Work to do: Print every entry exactly as written.

Extracted data entries:
=-=-=-=-=
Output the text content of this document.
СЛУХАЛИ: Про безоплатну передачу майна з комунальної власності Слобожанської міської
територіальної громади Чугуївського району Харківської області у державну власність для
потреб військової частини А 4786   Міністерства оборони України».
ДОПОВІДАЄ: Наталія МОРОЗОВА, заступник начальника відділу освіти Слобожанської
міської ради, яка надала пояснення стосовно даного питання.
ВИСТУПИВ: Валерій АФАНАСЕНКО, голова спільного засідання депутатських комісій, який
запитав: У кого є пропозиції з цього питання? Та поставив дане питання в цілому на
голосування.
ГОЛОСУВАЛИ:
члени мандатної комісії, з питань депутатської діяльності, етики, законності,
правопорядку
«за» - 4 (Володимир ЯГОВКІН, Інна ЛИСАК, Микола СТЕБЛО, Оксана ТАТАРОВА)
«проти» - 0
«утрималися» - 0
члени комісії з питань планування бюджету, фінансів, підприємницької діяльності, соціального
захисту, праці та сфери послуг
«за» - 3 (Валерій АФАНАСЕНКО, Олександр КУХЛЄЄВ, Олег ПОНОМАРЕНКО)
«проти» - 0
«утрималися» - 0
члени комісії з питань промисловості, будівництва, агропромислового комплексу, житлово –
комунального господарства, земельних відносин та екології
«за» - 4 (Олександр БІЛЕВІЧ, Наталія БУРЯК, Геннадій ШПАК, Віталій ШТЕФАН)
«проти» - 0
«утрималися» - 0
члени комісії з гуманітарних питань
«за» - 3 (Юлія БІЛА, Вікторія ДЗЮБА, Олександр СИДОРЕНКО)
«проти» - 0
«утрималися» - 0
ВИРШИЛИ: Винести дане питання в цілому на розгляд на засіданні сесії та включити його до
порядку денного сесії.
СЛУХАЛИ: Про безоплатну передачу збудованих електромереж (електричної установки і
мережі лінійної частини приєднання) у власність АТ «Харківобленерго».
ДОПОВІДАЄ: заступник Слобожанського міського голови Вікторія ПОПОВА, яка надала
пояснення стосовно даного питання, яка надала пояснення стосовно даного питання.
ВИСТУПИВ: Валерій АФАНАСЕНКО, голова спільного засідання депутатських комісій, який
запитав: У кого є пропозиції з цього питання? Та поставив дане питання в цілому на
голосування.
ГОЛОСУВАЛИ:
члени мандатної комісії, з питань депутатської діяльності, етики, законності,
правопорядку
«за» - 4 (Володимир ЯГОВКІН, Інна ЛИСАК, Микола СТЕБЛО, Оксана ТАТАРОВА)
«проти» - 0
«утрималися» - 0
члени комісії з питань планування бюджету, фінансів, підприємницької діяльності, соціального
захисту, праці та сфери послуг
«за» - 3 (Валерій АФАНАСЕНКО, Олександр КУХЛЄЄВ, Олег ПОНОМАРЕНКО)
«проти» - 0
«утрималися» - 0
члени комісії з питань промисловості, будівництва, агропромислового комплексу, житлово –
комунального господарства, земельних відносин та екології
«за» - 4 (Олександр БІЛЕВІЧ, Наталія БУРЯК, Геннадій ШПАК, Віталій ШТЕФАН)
=-=-=-=-=
Task solution:
Output the text content of this document.
СЛУХАЛИ: Про безоплатну передачу майна з комунальної власності Слобожанської міської
територіальної громади Чугуївського району Харківської області у державну власність для
потреб військової частини А 4786   Міністерства оборони України».
ДОПОВІДАЄ: Наталія МОРОЗОВА, заступник начальника відділу освіти Слобожанської
міської ради, яка надала пояснення стосовно даного питання.
ВИСТУПИВ: Валерій АФАНАСЕНКО, голова спільного засідання депутатських комісій, який
запитав: У кого є пропозиції з цього питання? Та поставив дане питання в цілому на
голосування.
ГОЛОСУВАЛИ:
члени мандатної комісії, з питань депутатської діяльності, етики, законності,
правопорядку
«за» - 4 (Володимир ЯГОВКІН, Інна ЛИСАК, Микола СТЕБЛО, Оксана ТАТАРОВА)
«проти» - 0
«утрималися» - 0
члени комісії з питань планування бюджету, фінансів, підприємницької діяльності, соціального
захисту, праці та сфери послуг
«за» - 3 (Валерій АФАНАСЕНКО, Олександр КУХЛЄЄВ, Олег ПОНОМАРЕНКО)
«проти» - 0
«утрималися» - 0
члени комісії з питань промисловості, будівництва, агропромислового комплексу, житлово –
комунального господарства, земельних відносин та екології
«за» - 4 (Олександр БІЛЕВІЧ, Наталія БУРЯК, Геннадій ШПАК, Віталій ШТЕФАН)
«проти» - 0
«утрималися» - 0
члени комісії з гуманітарних питань
«за» - 3 (Юлія БІЛА, Вікторія ДЗЮБА, Олександр СИДОРЕНКО)
«проти» - 0
«утрималися» - 0
ВИРШИЛИ: Винести дане питання в цілому на розгляд на засіданні сесії та включити його до
порядку денного сесії.
СЛУХАЛИ: Про безоплатну передачу збудованих електромереж (електричної установки і
мережі лінійної частини приєднання) у власність АТ «Харківобленерго».
ДОПОВІДАЄ: заступник Слобожанського міського голови Вікторія ПОПОВА, яка надала
пояснення стосовно даного питання, яка надала пояснення стосовно даного питання.
ВИСТУПИВ: Валерій АФАНАСЕНКО, голова спільного засідання депутатських комісій, який
запитав: У кого є пропозиції з цього питання? Та поставив дане питання в цілому на
голосування.
ГОЛОСУВАЛИ:
члени мандатної комісії, з питань депутатської діяльності, етики, законності,
правопорядку
«за» - 4 (Володимир ЯГОВКІН, Інна ЛИСАК, Микола СТЕБЛО, Оксана ТАТАРОВА)
«проти» - 0
«утрималися» - 0
члени комісії з питань планування бюджету, фінансів, підприємницької діяльності, соціального
захисту, праці та сфери послуг
«за» - 3 (Валерій АФАНАСЕНКО, Олександр КУХЛЄЄВ, Олег ПОНОМАРЕНКО)
«проти» - 0
«утрималися» - 0
члени комісії з питань промисловості, будівництва, агропромислового комплексу, житлово –
комунального господарства, земельних відносин та екології
«за» - 4 (Олександр БІЛЕВІЧ, Наталія БУРЯК, Геннадій ШПАК, Віталій ШТЕФАН)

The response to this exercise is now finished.